■ **THE REQUEST**
Emit the entire listing verbatim.

Extracts from a graphics dataset:
········

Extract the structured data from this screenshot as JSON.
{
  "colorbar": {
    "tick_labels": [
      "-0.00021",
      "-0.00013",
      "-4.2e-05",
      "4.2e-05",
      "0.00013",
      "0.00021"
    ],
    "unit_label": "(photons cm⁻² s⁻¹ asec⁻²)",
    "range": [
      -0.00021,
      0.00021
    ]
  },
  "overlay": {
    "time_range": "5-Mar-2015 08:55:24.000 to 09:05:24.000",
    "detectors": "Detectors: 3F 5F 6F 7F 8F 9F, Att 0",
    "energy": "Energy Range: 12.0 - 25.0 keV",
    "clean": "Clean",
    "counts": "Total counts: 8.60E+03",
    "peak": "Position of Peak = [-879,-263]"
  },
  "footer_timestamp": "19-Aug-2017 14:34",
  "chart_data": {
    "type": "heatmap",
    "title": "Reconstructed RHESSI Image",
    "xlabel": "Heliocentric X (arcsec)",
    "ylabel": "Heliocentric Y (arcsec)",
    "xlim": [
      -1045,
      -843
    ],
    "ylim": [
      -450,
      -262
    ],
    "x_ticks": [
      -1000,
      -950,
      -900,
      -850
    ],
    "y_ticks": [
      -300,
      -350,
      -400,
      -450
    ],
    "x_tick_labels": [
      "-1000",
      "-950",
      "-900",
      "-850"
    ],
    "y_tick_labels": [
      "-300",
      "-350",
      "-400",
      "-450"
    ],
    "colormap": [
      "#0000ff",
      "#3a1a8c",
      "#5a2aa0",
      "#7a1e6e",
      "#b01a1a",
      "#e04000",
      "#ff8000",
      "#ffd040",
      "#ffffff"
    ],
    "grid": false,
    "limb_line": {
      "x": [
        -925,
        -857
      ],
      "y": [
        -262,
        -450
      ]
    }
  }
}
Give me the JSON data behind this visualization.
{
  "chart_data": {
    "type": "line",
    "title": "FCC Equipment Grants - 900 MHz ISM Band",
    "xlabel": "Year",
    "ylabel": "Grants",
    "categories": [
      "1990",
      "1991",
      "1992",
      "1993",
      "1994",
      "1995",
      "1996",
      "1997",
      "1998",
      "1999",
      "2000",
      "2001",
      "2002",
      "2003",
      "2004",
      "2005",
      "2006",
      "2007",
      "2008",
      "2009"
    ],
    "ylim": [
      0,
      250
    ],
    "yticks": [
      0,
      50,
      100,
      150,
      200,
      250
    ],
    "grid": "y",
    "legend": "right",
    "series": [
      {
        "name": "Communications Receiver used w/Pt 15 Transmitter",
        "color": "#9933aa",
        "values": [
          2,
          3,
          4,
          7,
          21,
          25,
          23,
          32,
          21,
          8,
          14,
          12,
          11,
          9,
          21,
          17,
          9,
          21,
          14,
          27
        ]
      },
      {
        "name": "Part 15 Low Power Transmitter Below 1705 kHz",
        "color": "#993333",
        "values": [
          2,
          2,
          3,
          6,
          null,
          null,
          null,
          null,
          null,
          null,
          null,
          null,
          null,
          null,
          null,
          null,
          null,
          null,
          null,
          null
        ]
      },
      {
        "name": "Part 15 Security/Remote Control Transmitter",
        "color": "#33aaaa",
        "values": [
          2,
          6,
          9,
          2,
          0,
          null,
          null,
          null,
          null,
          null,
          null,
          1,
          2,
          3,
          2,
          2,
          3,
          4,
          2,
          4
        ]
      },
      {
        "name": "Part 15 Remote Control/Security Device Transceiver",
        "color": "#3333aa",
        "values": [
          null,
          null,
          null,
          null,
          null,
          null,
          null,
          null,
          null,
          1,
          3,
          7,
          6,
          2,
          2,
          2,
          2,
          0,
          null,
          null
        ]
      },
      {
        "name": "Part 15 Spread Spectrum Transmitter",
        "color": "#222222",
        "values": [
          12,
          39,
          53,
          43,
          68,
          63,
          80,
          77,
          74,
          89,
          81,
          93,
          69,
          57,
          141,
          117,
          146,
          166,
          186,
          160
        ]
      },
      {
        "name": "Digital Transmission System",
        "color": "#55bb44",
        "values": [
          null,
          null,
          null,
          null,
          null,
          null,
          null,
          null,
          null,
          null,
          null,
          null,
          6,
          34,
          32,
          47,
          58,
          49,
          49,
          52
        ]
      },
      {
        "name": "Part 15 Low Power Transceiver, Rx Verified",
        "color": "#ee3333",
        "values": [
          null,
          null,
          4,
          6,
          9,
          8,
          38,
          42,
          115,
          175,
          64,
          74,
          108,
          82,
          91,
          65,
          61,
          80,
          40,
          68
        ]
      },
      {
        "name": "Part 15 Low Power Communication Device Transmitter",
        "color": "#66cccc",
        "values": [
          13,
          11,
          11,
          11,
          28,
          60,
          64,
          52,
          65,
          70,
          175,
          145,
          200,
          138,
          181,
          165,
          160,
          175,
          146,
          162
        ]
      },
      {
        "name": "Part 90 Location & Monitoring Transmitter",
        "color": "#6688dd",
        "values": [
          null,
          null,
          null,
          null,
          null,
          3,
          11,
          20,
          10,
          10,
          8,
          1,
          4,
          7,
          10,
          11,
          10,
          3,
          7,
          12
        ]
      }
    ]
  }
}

········

■ **ANSWER**
Extract the structured data from this screenshot as JSON.
{
  "colorbar": {
    "tick_labels": [
      "-0.00021",
      "-0.00013",
      "-4.2e-05",
      "4.2e-05",
      "0.00013",
      "0.00021"
    ],
    "unit_label": "(photons cm⁻² s⁻¹ asec⁻²)",
    "range": [
      -0.00021,
      0.00021
    ]
  },
  "overlay": {
    "time_range": "5-Mar-2015 08:55:24.000 to 09:05:24.000",
    "detectors": "Detectors: 3F 5F 6F 7F 8F 9F, Att 0",
    "energy": "Energy Range: 12.0 - 25.0 keV",
    "clean": "Clean",
    "counts": "Total counts: 8.60E+03",
    "peak": "Position of Peak = [-879,-263]"
  },
  "footer_timestamp": "19-Aug-2017 14:34",
  "chart_data": {
    "type": "heatmap",
    "title": "Reconstructed RHESSI Image",
    "xlabel": "Heliocentric X (arcsec)",
    "ylabel": "Heliocentric Y (arcsec)",
    "xlim": [
      -1045,
      -843
    ],
    "ylim": [
      -450,
      -262
    ],
    "x_ticks": [
      -1000,
      -950,
      -900,
      -850
    ],
    "y_ticks": [
      -300,
      -350,
      -400,
      -450
    ],
    "x_tick_labels": [
      "-1000",
      "-950",
      "-900",
      "-850"
    ],
    "y_tick_labels": [
      "-300",
      "-350",
      "-400",
      "-450"
    ],
    "colormap": [
      "#0000ff",
      "#3a1a8c",
      "#5a2aa0",
      "#7a1e6e",
      "#b01a1a",
      "#e04000",
      "#ff8000",
      "#ffd040",
      "#ffffff"
    ],
    "grid": false,
    "limb_line": {
      "x": [
        -925,
        -857
      ],
      "y": [
        -262,
        -450
      ]
    }
  }
}
Give me the JSON data behind this visualization.
{
  "chart_data": {
    "type": "line",
    "title": "FCC Equipment Grants - 900 MHz ISM Band",
    "xlabel": "Year",
    "ylabel": "Grants",
    "categories": [
      "1990",
      "1991",
      "1992",
      "1993",
      "1994",
      "1995",
      "1996",
      "1997",
      "1998",
      "1999",
      "2000",
      "2001",
      "2002",
      "2003",
      "2004",
      "2005",
      "2006",
      "2007",
      "2008",
      "2009"
    ],
    "ylim": [
      0,
      250
    ],
    "yticks": [
      0,
      50,
      100,
      150,
      200,
      250
    ],
    "grid": "y",
    "legend": "right",
    "series": [
      {
        "name": "Communications Receiver used w/Pt 15 Transmitter",
        "color": "#9933aa",
        "values": [
          2,
          3,
          4,
          7,
          21,
          25,
          23,
          32,
          21,
          8,
          14,
          12,
          11,
          9,
          21,
          17,
          9,
          21,
          14,
          27
        ]
      },
      {
        "name": "Part 15 Low Power Transmitter Below 1705 kHz",
        "color": "#993333",
        "values": [
          2,
          2,
          3,
          6,
          null,
          null,
          null,
          null,
          null,
          null,
          null,
          null,
          null,
          null,
          null,
          null,
          null,
          null,
          null,
          null
        ]
      },
      {
        "name": "Part 15 Security/Remote Control Transmitter",
        "color": "#33aaaa",
        "values": [
          2,
          6,
          9,
          2,
          0,
          null,
          null,
          null,
          null,
          null,
          null,
          1,
          2,
          3,
          2,
          2,
          3,
          4,
          2,
          4
        ]
      },
      {
        "name": "Part 15 Remote Control/Security Device Transceiver",
        "color": "#3333aa",
        "values": [
          null,
          null,
          null,
          null,
          null,
          null,
          null,
          null,
          null,
          1,
          3,
          7,
          6,
          2,
          2,
          2,
          2,
          0,
          null,
          null
        ]
      },
      {
        "name": "Part 15 Spread Spectrum Transmitter",
        "color": "#222222",
        "values": [
          12,
          39,
          53,
          43,
          68,
          63,
          80,
          77,
          74,
          89,
          81,
          93,
          69,
          57,
          141,
          117,
          146,
          166,
          186,
          160
        ]
      },
      {
        "name": "Digital Transmission System",
        "color": "#55bb44",
        "values": [
          null,
          null,
          null,
          null,
          null,
          null,
          null,
          null,
          null,
          null,
          null,
          null,
          6,
          34,
          32,
          47,
          58,
          49,
          49,
          52
        ]
      },
      {
        "name": "Part 15 Low Power Transceiver, Rx Verified",
        "color": "#ee3333",
        "values": [
          null,
          null,
          4,
          6,
          9,
          8,
          38,
          42,
          115,
          175,
          64,
          74,
          108,
          82,
          91,
          65,
          61,
          80,
          40,
          68
        ]
      },
      {
        "name": "Part 15 Low Power Communication Device Transmitter",
        "color": "#66cccc",
        "values": [
          13,
          11,
          11,
          11,
          28,
          60,
          64,
          52,
          65,
          70,
          175,
          145,
          200,
          138,
          181,
          165,
          160,
          175,
          146,
          162
        ]
      },
      {
        "name": "Part 90 Location & Monitoring Transmitter",
        "color": "#6688dd",
        "values": [
          null,
          null,
          null,
          null,
          null,
          3,
          11,
          20,
          10,
          10,
          8,
          1,
          4,
          7,
          10,
          11,
          10,
          3,
          7,
          12
        ]
      }
    ]
  }
}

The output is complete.